> Set exercise
Return every record exactly as written.

> Data provided
---------------

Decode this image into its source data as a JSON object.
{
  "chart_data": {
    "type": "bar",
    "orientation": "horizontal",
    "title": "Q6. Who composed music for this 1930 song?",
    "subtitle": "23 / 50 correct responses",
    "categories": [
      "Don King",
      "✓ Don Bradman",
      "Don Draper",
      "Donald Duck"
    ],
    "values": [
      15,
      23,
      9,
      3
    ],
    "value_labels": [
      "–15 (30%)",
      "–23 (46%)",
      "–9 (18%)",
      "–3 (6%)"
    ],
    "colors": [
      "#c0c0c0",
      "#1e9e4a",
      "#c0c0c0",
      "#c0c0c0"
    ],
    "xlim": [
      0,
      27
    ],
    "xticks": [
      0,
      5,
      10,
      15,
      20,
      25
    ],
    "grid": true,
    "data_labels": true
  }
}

---------------

> Finished exercise
Decode this image into its source data as a JSON object.
{
  "chart_data": {
    "type": "bar",
    "orientation": "horizontal",
    "title": "Q6. Who composed music for this 1930 song?",
    "subtitle": "23 / 50 correct responses",
    "categories": [
      "Don King",
      "✓ Don Bradman",
      "Don Draper",
      "Donald Duck"
    ],
    "values": [
      15,
      23,
      9,
      3
    ],
    "value_labels": [
      "–15 (30%)",
      "–23 (46%)",
      "–9 (18%)",
      "–3 (6%)"
    ],
    "colors": [
      "#c0c0c0",
      "#1e9e4a",
      "#c0c0c0",
      "#c0c0c0"
    ],
    "xlim": [
      0,
      27
    ],
    "xticks": [
      0,
      5,
      10,
      15,
      20,
      25
    ],
    "grid": true,
    "data_labels": true
  }
}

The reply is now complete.